**Dataset excerpts**
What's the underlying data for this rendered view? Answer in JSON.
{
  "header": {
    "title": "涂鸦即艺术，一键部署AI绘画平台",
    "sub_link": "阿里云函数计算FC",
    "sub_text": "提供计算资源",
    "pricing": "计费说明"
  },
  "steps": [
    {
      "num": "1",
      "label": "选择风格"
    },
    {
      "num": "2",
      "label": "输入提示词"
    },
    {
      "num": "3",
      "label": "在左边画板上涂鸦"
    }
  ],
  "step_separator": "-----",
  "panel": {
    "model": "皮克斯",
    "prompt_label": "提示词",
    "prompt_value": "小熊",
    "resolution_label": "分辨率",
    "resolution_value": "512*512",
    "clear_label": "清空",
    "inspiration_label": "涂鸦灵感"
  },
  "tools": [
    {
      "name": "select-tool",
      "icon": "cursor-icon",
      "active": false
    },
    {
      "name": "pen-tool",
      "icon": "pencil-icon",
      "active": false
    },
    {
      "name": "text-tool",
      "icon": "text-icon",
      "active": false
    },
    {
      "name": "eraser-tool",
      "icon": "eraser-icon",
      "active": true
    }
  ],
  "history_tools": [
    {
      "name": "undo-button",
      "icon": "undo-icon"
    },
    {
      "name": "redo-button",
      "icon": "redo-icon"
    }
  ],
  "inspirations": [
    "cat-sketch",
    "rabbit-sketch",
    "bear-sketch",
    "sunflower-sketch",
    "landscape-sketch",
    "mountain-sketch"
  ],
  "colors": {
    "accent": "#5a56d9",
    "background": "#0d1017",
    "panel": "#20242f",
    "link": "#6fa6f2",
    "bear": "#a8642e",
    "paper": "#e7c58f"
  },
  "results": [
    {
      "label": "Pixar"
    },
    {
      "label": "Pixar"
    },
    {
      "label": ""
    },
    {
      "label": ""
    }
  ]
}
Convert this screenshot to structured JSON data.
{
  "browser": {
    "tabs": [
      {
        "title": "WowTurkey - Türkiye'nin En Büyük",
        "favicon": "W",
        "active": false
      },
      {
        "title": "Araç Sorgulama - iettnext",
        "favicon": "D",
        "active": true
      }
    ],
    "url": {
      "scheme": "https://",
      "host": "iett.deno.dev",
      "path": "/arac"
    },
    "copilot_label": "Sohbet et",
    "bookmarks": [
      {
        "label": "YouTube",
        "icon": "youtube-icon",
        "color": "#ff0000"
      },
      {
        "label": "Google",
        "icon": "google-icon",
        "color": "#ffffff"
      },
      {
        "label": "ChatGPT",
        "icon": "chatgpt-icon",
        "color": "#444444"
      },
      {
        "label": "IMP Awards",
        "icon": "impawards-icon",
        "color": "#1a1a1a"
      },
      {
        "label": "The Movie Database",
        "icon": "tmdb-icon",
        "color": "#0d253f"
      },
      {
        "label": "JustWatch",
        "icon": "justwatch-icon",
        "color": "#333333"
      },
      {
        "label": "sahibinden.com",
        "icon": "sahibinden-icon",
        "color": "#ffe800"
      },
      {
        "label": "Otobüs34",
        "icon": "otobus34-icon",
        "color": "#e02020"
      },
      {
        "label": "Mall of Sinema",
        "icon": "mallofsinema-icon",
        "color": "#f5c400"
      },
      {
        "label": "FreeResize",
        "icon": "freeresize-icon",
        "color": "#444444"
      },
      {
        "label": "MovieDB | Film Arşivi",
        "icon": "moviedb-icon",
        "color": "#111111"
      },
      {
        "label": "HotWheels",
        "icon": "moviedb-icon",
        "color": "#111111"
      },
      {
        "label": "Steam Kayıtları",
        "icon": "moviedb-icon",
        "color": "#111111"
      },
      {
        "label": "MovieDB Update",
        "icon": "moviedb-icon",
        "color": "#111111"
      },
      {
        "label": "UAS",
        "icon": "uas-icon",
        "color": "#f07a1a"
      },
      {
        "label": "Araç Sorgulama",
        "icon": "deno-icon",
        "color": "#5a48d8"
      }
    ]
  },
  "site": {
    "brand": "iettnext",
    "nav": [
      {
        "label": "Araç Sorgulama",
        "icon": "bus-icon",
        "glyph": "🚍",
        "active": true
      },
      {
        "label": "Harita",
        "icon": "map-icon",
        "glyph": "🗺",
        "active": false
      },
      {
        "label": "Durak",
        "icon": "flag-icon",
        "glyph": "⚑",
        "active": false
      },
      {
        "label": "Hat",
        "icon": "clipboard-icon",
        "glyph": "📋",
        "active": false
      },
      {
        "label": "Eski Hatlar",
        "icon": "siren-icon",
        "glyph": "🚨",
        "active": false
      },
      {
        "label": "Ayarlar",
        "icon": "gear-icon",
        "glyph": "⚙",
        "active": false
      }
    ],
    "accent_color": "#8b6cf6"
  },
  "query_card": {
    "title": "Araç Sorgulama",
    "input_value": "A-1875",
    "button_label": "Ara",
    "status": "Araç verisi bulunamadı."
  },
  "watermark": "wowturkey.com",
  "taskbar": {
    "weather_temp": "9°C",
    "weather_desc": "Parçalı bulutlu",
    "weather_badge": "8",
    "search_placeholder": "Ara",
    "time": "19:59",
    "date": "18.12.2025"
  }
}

**What is required**
Return the material exactly as it stands.

**Exercise solution**
What's the underlying data for this rendered view? Answer in JSON.
{
  "header": {
    "title": "涂鸦即艺术，一键部署AI绘画平台",
    "sub_link": "阿里云函数计算FC",
    "sub_text": "提供计算资源",
    "pricing": "计费说明"
  },
  "steps": [
    {
      "num": "1",
      "label": "选择风格"
    },
    {
      "num": "2",
      "label": "输入提示词"
    },
    {
      "num": "3",
      "label": "在左边画板上涂鸦"
    }
  ],
  "step_separator": "-----",
  "panel": {
    "model": "皮克斯",
    "prompt_label": "提示词",
    "prompt_value": "小熊",
    "resolution_label": "分辨率",
    "resolution_value": "512*512",
    "clear_label": "清空",
    "inspiration_label": "涂鸦灵感"
  },
  "tools": [
    {
      "name": "select-tool",
      "icon": "cursor-icon",
      "active": false
    },
    {
      "name": "pen-tool",
      "icon": "pencil-icon",
      "active": false
    },
    {
      "name": "text-tool",
      "icon": "text-icon",
      "active": false
    },
    {
      "name": "eraser-tool",
      "icon": "eraser-icon",
      "active": true
    }
  ],
  "history_tools": [
    {
      "name": "undo-button",
      "icon": "undo-icon"
    },
    {
      "name": "redo-button",
      "icon": "redo-icon"
    }
  ],
  "inspirations": [
    "cat-sketch",
    "rabbit-sketch",
    "bear-sketch",
    "sunflower-sketch",
    "landscape-sketch",
    "mountain-sketch"
  ],
  "colors": {
    "accent": "#5a56d9",
    "background": "#0d1017",
    "panel": "#20242f",
    "link": "#6fa6f2",
    "bear": "#a8642e",
    "paper": "#e7c58f"
  },
  "results": [
    {
      "label": "Pixar"
    },
    {
      "label": "Pixar"
    },
    {
      "label": ""
    },
    {
      "label": ""
    }
  ]
}
Convert this screenshot to structured JSON data.
{
  "browser": {
    "tabs": [
      {
        "title": "WowTurkey - Türkiye'nin En Büyük",
        "favicon": "W",
        "active": false
      },
      {
        "title": "Araç Sorgulama - iettnext",
        "favicon": "D",
        "active": true
      }
    ],
    "url": {
      "scheme": "https://",
      "host": "iett.deno.dev",
      "path": "/arac"
    },
    "copilot_label": "Sohbet et",
    "bookmarks": [
      {
        "label": "YouTube",
        "icon": "youtube-icon",
        "color": "#ff0000"
      },
      {
        "label": "Google",
        "icon": "google-icon",
        "color": "#ffffff"
      },
      {
        "label": "ChatGPT",
        "icon": "chatgpt-icon",
        "color": "#444444"
      },
      {
        "label": "IMP Awards",
        "icon": "impawards-icon",
        "color": "#1a1a1a"
      },
      {
        "label": "The Movie Database",
        "icon": "tmdb-icon",
        "color": "#0d253f"
      },
      {
        "label": "JustWatch",
        "icon": "justwatch-icon",
        "color": "#333333"
      },
      {
        "label": "sahibinden.com",
        "icon": "sahibinden-icon",
        "color": "#ffe800"
      },
      {
        "label": "Otobüs34",
        "icon": "otobus34-icon",
        "color": "#e02020"
      },
      {
        "label": "Mall of Sinema",
        "icon": "mallofsinema-icon",
        "color": "#f5c400"
      },
      {
        "label": "FreeResize",
        "icon": "freeresize-icon",
        "color": "#444444"
      },
      {
        "label": "MovieDB | Film Arşivi",
        "icon": "moviedb-icon",
        "color": "#111111"
      },
      {
        "label": "HotWheels",
        "icon": "moviedb-icon",
        "color": "#111111"
      },
      {
        "label": "Steam Kayıtları",
        "icon": "moviedb-icon",
        "color": "#111111"
      },
      {
        "label": "MovieDB Update",
        "icon": "moviedb-icon",
        "color": "#111111"
      },
      {
        "label": "UAS",
        "icon": "uas-icon",
        "color": "#f07a1a"
      },
      {
        "label": "Araç Sorgulama",
        "icon": "deno-icon",
        "color": "#5a48d8"
      }
    ]
  },
  "site": {
    "brand": "iettnext",
    "nav": [
      {
        "label": "Araç Sorgulama",
        "icon": "bus-icon",
        "glyph": "🚍",
        "active": true
      },
      {
        "label": "Harita",
        "icon": "map-icon",
        "glyph": "🗺",
        "active": false
      },
      {
        "label": "Durak",
        "icon": "flag-icon",
        "glyph": "⚑",
        "active": false
      },
      {
        "label": "Hat",
        "icon": "clipboard-icon",
        "glyph": "📋",
        "active": false
      },
      {
        "label": "Eski Hatlar",
        "icon": "siren-icon",
        "glyph": "🚨",
        "active": false
      },
      {
        "label": "Ayarlar",
        "icon": "gear-icon",
        "glyph": "⚙",
        "active": false
      }
    ],
    "accent_color": "#8b6cf6"
  },
  "query_card": {
    "title": "Araç Sorgulama",
    "input_value": "A-1875",
    "button_label": "Ara",
    "status": "Araç verisi bulunamadı."
  },
  "watermark": "wowturkey.com",
  "taskbar": {
    "weather_temp": "9°C",
    "weather_desc": "Parçalı bulutlu",
    "weather_badge": "8",
    "search_placeholder": "Ara",
    "time": "19:59",
    "date": "18.12.2025"
  }
}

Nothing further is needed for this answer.